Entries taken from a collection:
┌──

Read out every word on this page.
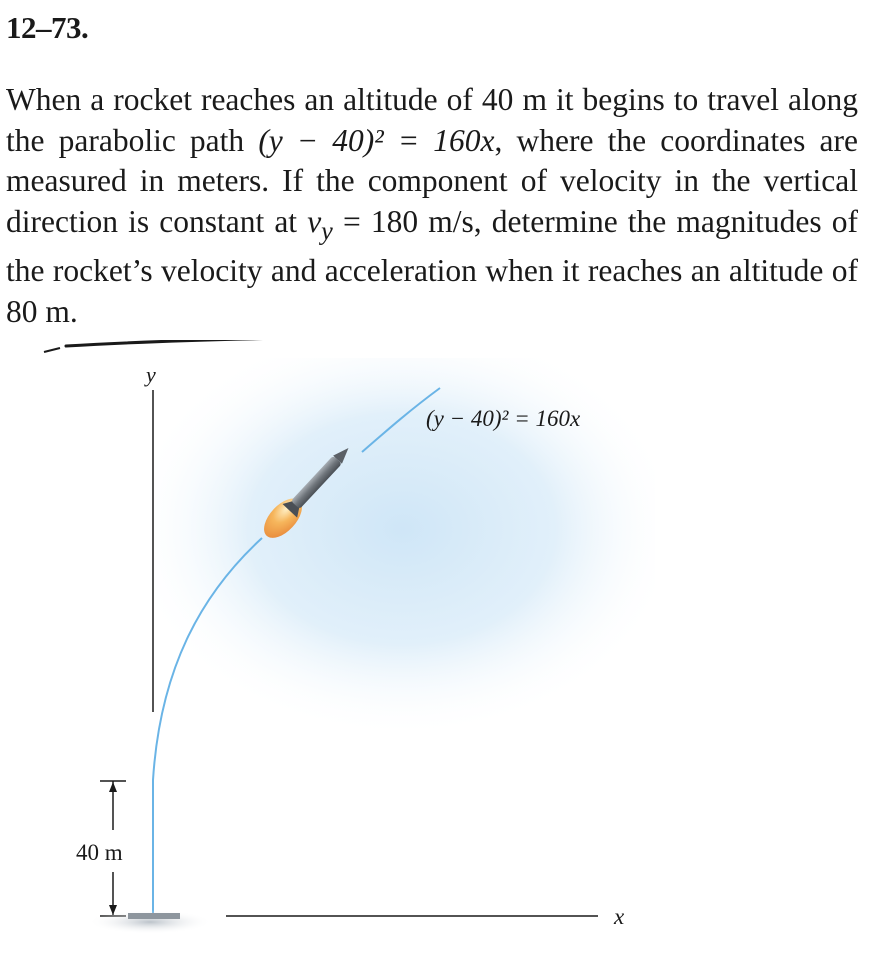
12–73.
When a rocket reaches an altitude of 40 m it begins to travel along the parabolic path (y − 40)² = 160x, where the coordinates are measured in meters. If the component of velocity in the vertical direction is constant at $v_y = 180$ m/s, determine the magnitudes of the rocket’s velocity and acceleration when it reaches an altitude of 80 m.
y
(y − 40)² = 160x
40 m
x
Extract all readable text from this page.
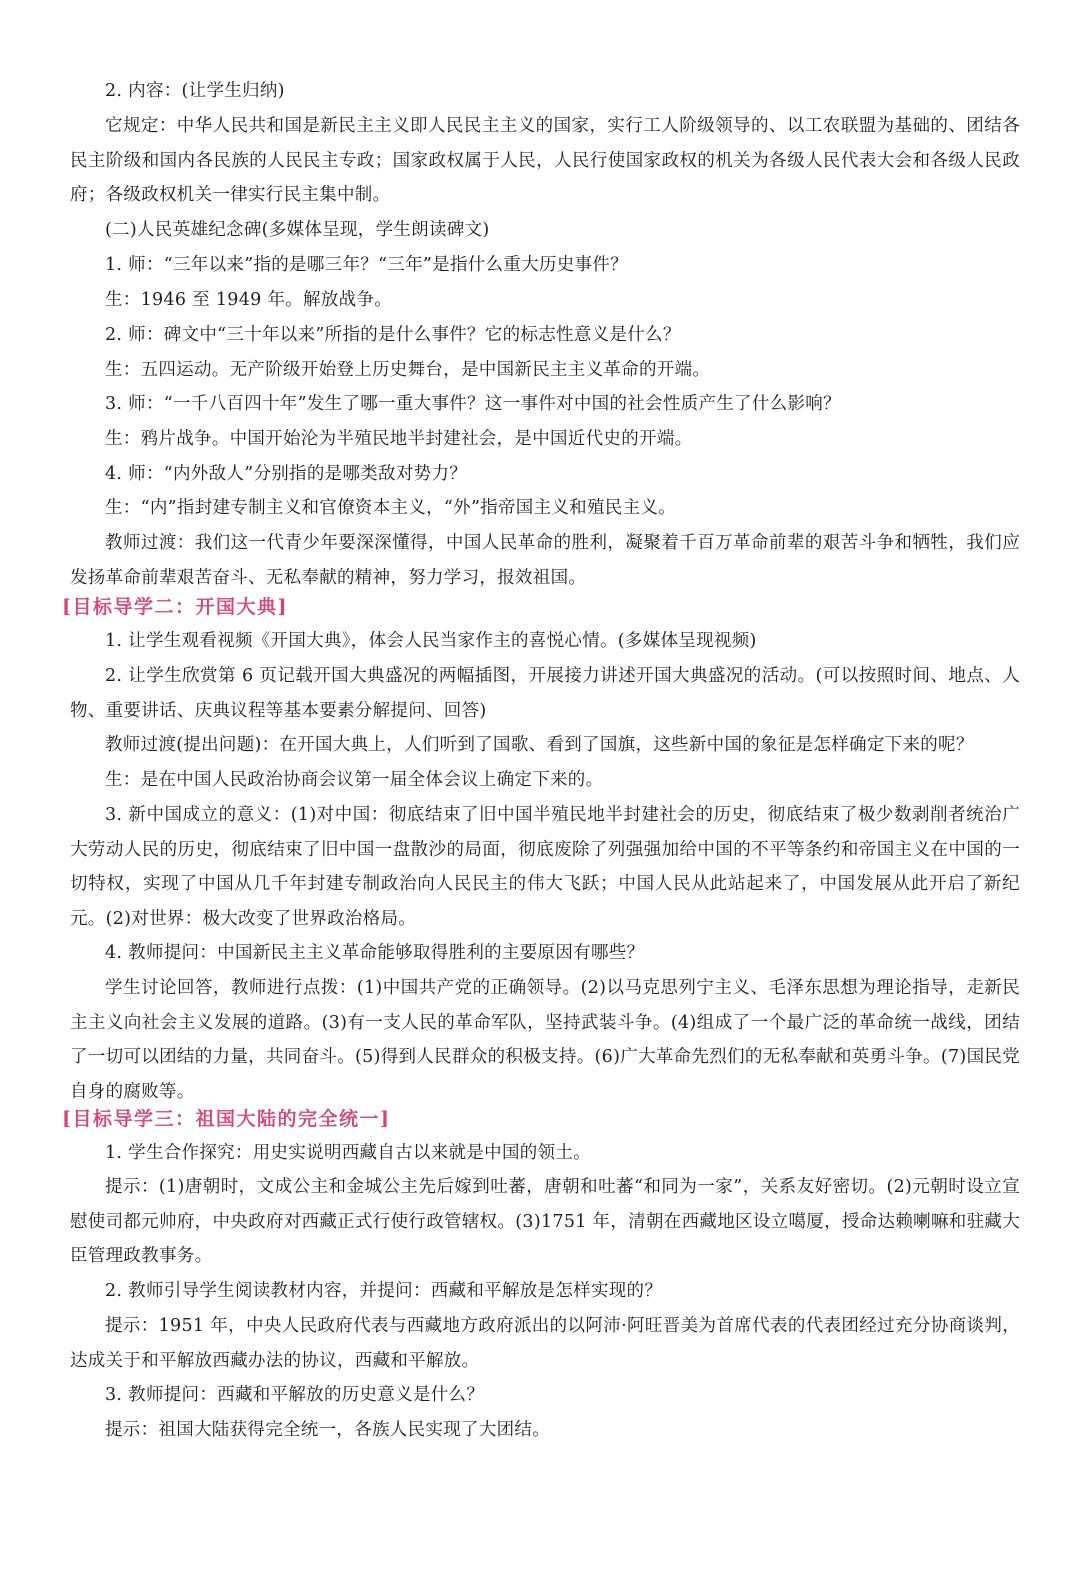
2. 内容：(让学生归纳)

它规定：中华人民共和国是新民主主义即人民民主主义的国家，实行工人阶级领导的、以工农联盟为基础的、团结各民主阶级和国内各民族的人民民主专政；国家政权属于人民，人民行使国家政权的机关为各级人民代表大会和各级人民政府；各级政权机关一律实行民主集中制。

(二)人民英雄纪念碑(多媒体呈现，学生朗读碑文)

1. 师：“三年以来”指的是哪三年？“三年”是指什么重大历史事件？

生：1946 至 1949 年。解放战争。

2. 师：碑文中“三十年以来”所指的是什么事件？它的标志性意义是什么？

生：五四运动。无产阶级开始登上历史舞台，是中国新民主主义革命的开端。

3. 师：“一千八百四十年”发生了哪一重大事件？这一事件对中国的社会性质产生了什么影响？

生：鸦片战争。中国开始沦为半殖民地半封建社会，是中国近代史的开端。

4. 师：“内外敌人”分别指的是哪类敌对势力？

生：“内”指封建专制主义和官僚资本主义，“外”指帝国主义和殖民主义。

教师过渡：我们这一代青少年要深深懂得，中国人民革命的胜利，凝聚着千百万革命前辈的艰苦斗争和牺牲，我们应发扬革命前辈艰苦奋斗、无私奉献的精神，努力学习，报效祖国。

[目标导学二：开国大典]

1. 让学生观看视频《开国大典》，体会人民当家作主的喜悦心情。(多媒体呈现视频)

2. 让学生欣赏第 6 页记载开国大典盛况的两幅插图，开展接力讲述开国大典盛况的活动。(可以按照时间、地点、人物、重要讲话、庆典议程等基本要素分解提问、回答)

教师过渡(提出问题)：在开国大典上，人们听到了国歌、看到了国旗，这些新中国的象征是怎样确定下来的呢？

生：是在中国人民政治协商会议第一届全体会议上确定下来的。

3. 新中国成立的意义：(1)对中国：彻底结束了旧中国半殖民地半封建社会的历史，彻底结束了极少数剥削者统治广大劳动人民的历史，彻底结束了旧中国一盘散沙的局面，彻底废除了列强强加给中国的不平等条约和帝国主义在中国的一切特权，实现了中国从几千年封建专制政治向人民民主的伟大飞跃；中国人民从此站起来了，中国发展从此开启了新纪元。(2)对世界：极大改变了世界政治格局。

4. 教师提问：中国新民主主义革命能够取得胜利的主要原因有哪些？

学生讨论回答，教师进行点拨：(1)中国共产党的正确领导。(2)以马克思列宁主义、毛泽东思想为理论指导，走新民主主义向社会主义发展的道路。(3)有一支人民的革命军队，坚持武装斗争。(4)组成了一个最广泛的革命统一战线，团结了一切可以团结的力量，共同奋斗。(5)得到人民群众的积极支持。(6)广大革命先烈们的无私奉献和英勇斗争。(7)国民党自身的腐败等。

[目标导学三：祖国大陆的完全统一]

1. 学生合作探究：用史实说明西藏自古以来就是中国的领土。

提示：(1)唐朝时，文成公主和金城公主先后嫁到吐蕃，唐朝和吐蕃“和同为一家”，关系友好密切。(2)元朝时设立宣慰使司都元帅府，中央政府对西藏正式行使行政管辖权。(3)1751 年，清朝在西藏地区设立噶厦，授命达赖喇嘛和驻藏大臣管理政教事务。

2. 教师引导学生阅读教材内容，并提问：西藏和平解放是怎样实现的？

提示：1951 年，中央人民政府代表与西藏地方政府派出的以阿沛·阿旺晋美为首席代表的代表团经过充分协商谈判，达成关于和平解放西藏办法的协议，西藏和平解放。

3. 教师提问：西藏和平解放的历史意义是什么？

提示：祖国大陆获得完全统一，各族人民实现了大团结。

└──
┌──

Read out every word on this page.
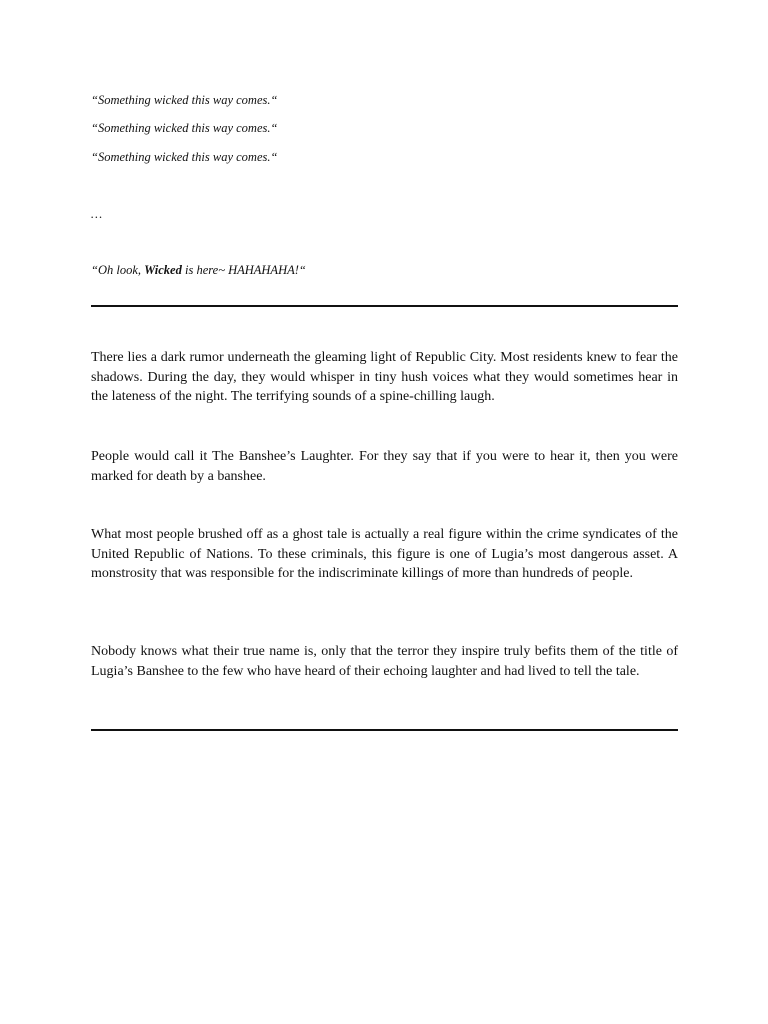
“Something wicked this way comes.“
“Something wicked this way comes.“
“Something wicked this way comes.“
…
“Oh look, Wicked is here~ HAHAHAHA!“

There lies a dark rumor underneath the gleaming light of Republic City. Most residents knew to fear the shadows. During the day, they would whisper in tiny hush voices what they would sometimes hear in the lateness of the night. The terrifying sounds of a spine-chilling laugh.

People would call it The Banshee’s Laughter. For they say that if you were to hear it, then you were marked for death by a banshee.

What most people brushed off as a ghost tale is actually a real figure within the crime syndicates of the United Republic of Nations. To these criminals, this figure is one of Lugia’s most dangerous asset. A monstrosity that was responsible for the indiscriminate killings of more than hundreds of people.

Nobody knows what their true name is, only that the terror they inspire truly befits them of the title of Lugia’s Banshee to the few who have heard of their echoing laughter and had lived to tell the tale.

└──

Tell how many lines include "that". The number is the whole answer.

- The completed task
3